• DIRECTIONS FOR THIS TASK:
Show all lines holding "تشرين".

***** SUPPLIED RECORDS

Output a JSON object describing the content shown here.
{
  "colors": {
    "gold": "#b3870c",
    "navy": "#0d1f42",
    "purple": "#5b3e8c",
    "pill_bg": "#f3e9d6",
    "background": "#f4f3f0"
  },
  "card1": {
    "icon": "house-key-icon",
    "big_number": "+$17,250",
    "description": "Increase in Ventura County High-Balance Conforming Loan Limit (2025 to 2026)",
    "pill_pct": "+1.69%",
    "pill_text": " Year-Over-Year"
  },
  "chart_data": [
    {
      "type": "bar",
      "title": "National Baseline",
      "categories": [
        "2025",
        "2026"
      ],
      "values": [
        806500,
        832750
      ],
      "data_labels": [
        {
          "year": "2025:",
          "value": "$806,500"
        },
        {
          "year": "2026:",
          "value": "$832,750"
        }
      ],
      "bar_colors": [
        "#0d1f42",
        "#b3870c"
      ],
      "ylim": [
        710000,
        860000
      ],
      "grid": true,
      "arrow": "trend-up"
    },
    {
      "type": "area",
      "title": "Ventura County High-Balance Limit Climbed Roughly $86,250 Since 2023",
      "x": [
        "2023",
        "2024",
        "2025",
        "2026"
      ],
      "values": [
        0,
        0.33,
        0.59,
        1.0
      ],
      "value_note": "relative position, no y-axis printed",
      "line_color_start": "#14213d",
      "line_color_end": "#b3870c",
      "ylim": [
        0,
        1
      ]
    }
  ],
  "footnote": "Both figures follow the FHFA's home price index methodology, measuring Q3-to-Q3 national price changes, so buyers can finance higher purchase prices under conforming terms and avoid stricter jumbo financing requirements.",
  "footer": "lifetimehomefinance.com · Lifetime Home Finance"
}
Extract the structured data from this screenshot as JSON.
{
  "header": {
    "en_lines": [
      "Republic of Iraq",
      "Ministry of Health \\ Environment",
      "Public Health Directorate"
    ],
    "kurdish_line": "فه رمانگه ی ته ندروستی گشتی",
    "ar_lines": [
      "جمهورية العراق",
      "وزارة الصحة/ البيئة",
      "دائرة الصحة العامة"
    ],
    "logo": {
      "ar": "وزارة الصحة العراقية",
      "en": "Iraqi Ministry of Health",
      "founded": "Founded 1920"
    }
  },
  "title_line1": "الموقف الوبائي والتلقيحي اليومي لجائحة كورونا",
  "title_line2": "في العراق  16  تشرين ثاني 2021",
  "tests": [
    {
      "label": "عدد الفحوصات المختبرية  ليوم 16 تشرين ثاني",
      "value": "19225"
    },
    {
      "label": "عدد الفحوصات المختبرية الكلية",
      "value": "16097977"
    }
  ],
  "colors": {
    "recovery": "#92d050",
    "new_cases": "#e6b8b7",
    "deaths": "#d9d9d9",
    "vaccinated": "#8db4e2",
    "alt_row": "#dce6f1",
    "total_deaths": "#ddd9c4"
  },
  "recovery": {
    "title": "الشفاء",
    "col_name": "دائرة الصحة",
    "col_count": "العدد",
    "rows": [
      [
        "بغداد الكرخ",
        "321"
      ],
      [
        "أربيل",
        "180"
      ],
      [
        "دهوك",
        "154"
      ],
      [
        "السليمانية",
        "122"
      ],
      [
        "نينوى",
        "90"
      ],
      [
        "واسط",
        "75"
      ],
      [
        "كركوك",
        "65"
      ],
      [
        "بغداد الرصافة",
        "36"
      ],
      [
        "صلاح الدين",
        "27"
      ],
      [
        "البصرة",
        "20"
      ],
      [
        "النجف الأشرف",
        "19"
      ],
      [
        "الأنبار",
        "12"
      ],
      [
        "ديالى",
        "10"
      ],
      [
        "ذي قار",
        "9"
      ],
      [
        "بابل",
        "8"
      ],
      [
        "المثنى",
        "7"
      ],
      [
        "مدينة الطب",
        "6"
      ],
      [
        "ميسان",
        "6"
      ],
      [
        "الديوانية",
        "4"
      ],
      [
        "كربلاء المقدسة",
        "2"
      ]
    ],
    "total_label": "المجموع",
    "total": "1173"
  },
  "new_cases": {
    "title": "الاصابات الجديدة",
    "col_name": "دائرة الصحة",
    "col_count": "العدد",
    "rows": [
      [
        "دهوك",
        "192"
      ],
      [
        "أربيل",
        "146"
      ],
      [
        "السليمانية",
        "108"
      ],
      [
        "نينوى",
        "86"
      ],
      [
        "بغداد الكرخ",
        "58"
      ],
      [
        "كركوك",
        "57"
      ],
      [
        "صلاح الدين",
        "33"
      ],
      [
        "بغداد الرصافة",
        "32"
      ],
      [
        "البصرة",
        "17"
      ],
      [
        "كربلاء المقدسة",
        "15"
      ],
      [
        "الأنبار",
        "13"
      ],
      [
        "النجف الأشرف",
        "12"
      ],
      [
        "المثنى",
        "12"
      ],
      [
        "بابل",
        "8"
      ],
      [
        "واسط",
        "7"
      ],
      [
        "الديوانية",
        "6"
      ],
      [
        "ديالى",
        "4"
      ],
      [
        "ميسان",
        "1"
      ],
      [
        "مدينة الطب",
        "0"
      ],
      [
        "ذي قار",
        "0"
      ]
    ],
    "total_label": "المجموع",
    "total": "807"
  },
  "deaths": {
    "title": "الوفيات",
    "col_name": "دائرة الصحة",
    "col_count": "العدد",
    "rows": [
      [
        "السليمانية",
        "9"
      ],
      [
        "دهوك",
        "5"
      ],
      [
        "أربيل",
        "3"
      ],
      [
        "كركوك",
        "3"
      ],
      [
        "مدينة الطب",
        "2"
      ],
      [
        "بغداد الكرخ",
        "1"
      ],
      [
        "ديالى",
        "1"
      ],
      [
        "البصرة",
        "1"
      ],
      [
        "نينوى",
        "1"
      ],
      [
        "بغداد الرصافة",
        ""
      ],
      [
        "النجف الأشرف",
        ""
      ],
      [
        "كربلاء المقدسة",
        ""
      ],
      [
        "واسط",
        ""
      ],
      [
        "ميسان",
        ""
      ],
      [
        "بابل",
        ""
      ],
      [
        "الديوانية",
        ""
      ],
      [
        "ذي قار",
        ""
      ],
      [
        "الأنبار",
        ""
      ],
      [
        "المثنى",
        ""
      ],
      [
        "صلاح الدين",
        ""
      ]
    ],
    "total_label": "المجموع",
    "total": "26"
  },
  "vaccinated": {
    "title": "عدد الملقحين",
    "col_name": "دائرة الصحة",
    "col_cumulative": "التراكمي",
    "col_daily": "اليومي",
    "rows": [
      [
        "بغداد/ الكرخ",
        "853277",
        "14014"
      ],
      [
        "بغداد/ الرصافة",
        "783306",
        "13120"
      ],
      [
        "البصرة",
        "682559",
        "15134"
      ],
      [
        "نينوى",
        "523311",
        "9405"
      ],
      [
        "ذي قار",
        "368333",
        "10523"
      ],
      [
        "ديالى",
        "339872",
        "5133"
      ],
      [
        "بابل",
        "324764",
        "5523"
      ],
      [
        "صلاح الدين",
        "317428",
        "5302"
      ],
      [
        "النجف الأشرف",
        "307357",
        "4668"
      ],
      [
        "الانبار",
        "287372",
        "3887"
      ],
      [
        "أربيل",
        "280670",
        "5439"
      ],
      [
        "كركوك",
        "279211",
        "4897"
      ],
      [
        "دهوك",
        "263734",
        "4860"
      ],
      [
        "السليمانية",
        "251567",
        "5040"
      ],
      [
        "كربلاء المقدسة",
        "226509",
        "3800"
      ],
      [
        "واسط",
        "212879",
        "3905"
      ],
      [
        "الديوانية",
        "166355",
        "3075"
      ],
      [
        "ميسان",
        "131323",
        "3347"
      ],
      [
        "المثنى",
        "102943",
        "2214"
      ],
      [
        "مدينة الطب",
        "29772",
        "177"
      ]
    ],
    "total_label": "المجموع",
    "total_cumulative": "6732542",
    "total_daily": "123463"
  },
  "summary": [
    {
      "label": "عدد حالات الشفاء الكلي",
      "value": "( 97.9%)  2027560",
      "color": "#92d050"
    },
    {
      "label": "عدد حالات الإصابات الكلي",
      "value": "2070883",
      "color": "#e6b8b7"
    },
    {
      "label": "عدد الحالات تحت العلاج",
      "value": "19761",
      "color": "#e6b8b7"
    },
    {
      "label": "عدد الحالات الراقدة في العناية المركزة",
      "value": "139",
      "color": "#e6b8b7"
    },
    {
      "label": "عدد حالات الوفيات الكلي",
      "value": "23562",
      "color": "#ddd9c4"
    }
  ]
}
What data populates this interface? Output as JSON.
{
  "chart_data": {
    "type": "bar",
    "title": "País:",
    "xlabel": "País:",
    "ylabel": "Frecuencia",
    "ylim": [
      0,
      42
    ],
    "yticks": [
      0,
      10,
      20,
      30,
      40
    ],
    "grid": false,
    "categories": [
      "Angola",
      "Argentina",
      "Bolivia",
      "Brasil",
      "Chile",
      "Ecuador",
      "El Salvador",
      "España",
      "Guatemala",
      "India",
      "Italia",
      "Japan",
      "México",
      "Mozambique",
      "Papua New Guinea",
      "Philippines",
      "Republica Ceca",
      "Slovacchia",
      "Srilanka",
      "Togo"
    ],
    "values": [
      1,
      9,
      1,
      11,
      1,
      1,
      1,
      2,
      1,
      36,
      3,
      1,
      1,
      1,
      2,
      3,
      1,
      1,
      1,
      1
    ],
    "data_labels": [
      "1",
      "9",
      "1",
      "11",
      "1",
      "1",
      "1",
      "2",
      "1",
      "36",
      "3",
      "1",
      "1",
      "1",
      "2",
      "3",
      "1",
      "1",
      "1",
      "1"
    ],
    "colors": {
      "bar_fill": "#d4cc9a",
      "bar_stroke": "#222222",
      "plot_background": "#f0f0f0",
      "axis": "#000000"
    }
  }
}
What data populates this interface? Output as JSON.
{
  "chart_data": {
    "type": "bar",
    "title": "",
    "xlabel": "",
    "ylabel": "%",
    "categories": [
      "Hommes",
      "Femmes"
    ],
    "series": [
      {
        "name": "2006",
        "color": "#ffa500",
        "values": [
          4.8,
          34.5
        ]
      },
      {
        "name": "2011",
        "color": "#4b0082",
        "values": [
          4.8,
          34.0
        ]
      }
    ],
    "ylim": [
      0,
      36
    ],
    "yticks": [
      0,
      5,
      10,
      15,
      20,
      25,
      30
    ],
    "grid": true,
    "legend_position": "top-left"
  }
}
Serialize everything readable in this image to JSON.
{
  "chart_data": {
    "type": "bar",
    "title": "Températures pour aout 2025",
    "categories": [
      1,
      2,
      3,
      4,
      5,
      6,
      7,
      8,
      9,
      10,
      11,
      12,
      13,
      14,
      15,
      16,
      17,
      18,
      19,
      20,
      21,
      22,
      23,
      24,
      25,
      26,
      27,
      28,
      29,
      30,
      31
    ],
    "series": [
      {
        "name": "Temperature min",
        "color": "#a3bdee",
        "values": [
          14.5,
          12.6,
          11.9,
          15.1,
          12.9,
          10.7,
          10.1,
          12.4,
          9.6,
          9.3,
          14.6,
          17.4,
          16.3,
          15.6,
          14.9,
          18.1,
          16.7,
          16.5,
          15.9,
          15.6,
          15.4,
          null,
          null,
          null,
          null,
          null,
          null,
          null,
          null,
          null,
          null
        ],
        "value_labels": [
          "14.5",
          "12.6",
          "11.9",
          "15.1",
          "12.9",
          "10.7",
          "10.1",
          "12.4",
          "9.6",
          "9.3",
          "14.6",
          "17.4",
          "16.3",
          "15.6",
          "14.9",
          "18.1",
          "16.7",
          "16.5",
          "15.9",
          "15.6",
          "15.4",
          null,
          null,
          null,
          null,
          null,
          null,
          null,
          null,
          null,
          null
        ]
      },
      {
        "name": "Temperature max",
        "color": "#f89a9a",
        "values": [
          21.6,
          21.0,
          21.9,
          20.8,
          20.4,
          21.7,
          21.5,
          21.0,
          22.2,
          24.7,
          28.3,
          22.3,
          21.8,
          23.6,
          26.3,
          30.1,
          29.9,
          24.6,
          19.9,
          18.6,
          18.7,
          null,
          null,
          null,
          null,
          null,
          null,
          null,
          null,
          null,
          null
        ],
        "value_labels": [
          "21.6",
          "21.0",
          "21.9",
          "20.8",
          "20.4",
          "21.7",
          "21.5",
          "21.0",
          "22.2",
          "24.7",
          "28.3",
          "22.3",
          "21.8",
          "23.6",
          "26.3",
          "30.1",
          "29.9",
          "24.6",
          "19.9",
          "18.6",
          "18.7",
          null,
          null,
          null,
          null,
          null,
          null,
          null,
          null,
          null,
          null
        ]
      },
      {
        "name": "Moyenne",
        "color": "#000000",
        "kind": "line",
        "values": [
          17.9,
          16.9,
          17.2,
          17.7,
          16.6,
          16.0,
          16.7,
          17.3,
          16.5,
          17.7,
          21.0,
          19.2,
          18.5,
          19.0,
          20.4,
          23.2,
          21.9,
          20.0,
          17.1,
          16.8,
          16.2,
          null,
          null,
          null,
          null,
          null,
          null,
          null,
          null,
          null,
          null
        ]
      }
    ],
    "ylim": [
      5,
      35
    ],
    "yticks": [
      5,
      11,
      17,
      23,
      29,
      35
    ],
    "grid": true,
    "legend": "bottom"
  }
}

**********

• THE COMPLETED TASK:
  "title_line2": "في العراق  16  تشرين ثاني 2021",
      "label": "عدد الفحوصات المختبرية  ليوم 16 تشرين ثاني",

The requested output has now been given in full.